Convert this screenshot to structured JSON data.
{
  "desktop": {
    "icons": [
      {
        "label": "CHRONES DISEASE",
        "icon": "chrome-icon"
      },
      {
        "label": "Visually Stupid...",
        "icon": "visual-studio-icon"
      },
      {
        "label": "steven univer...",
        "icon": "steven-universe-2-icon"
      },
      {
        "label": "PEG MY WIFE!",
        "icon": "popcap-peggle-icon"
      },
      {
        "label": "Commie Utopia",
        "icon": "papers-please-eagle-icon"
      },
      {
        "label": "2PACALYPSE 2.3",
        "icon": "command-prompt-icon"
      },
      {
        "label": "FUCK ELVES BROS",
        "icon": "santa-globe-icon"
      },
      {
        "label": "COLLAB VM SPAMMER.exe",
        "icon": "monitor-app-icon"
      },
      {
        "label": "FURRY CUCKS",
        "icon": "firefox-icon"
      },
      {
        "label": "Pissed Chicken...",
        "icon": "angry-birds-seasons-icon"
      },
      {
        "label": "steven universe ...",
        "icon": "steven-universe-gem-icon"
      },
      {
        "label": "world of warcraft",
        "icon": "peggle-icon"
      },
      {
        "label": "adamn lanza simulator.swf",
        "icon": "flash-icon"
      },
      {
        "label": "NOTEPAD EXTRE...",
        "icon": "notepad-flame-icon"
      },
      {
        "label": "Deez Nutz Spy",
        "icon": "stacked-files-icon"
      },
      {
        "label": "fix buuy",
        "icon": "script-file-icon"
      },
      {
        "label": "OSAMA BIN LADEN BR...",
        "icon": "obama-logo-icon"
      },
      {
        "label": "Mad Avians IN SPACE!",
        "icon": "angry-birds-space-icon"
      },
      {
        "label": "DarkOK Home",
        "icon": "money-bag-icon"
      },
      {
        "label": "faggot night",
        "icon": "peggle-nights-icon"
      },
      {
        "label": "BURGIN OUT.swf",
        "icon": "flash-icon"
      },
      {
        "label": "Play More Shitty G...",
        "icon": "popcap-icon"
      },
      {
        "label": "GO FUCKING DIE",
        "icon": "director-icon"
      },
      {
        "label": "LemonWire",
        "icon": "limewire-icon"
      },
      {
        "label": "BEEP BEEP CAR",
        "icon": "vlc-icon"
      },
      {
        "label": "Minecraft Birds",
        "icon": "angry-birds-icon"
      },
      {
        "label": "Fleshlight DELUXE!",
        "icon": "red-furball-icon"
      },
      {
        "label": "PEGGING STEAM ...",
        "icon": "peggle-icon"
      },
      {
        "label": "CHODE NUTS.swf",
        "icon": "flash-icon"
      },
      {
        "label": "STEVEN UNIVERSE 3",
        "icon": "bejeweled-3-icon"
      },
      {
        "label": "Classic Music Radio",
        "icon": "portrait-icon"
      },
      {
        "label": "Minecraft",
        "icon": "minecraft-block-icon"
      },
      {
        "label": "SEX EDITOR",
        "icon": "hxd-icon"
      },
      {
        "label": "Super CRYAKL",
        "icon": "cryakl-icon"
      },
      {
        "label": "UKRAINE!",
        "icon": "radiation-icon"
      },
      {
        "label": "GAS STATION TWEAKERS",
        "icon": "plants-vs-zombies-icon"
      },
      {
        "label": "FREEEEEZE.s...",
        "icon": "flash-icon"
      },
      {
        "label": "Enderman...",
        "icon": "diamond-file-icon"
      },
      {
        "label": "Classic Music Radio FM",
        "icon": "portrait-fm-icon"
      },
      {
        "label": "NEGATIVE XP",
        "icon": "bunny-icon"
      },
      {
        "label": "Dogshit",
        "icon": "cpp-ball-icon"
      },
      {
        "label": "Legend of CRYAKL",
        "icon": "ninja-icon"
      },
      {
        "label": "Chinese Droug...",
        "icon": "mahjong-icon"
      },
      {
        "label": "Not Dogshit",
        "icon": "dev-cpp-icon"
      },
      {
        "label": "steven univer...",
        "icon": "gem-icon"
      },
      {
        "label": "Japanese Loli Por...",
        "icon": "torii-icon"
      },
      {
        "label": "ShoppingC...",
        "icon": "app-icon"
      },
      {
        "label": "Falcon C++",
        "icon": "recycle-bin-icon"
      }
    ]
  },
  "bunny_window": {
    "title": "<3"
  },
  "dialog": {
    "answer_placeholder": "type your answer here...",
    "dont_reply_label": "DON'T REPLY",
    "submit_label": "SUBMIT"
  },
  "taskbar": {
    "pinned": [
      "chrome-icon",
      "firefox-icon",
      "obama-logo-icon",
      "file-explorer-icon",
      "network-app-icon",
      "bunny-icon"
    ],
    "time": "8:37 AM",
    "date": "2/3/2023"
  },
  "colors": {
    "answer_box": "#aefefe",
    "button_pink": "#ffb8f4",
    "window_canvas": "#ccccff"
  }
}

..........

_Instruction:_ Pull out all lines from the entries above in which the word "portrait" appears.

_Solution to the problem:_
        "icon": "portrait-icon"
        "icon": "portrait-fm-icon"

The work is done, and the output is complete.